──────── DATASET
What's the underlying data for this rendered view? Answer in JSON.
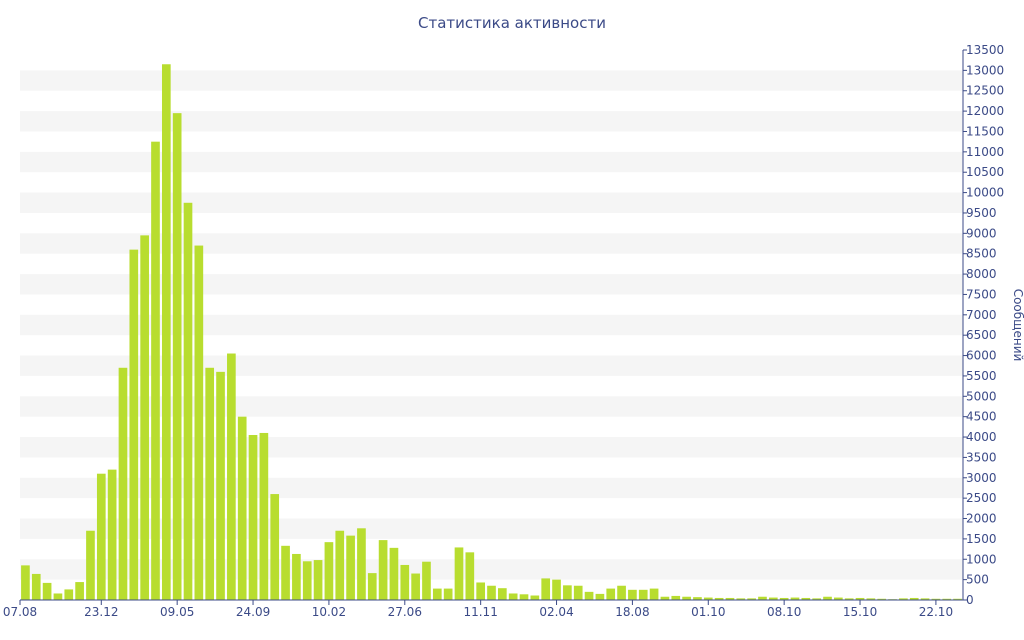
{
  "chart_data": {
    "type": "bar",
    "title": "Статистика активности",
    "ylabel": "Сообщений",
    "xlabel": "",
    "ylim": [
      0,
      13500
    ],
    "y_ticks": [
      0,
      500,
      1000,
      1500,
      2000,
      2500,
      3000,
      3500,
      4000,
      4500,
      5000,
      5500,
      6000,
      6500,
      7000,
      7500,
      8000,
      8500,
      9000,
      9500,
      10000,
      10500,
      11000,
      11500,
      12000,
      12500,
      13000,
      13500
    ],
    "x_tick_labels": [
      {
        "index": 0,
        "label": "07.08"
      },
      {
        "index": 7,
        "label": "23.12"
      },
      {
        "index": 14,
        "label": "09.05"
      },
      {
        "index": 21,
        "label": "24.09"
      },
      {
        "index": 28,
        "label": "10.02"
      },
      {
        "index": 35,
        "label": "27.06"
      },
      {
        "index": 42,
        "label": "11.11"
      },
      {
        "index": 49,
        "label": "02.04"
      },
      {
        "index": 56,
        "label": "18.08"
      },
      {
        "index": 63,
        "label": "01.10"
      },
      {
        "index": 70,
        "label": "08.10"
      },
      {
        "index": 77,
        "label": "15.10"
      },
      {
        "index": 84,
        "label": "22.10"
      }
    ],
    "series": [
      {
        "color": "#b8dd2f",
        "values": [
          850,
          640,
          420,
          160,
          260,
          440,
          1700,
          3100,
          3200,
          5700,
          8600,
          8950,
          11250,
          13150,
          11950,
          9750,
          8700,
          5700,
          5600,
          6050,
          4500,
          4050,
          4100,
          2600,
          1330,
          1130,
          950,
          980,
          1420,
          1700,
          1580,
          1760,
          660,
          1470,
          1280,
          860,
          650,
          940,
          280,
          280,
          1290,
          1170,
          430,
          350,
          290,
          160,
          140,
          110,
          530,
          500,
          360,
          350,
          200,
          150,
          280,
          350,
          250,
          250,
          280,
          80,
          100,
          80,
          70,
          60,
          50,
          50,
          40,
          40,
          80,
          60,
          50,
          60,
          50,
          40,
          80,
          60,
          40,
          50,
          40,
          30,
          20,
          40,
          50,
          40,
          30,
          30,
          30
        ]
      }
    ],
    "grid": "horizontal-bands",
    "y_axis_side": "right",
    "band_color": "#f5f5f5"
  }
}
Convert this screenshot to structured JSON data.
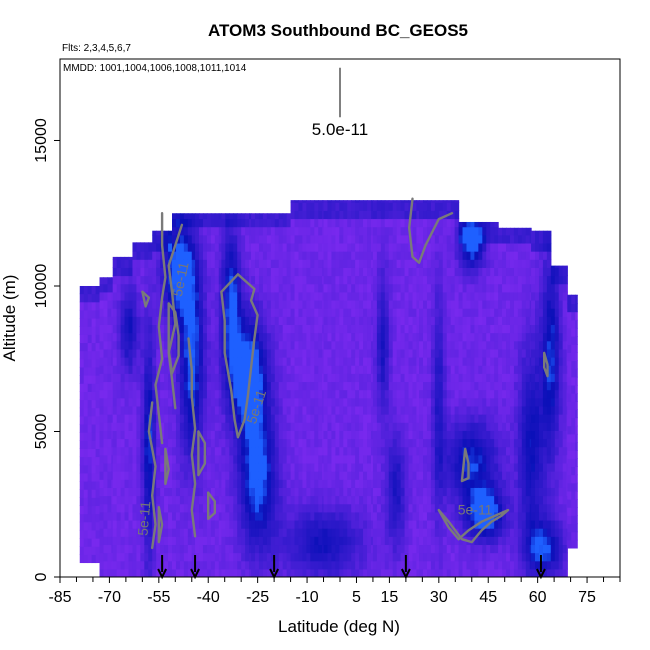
────────────────
INSTRUCTIONS TO FOLLOW :: From the listing above, return each line with the word "JSON".

ANSWER IN FULL ::
What's the underlying data for this rendered view? Answer in JSON.
Convert this screenshot to structured JSON data.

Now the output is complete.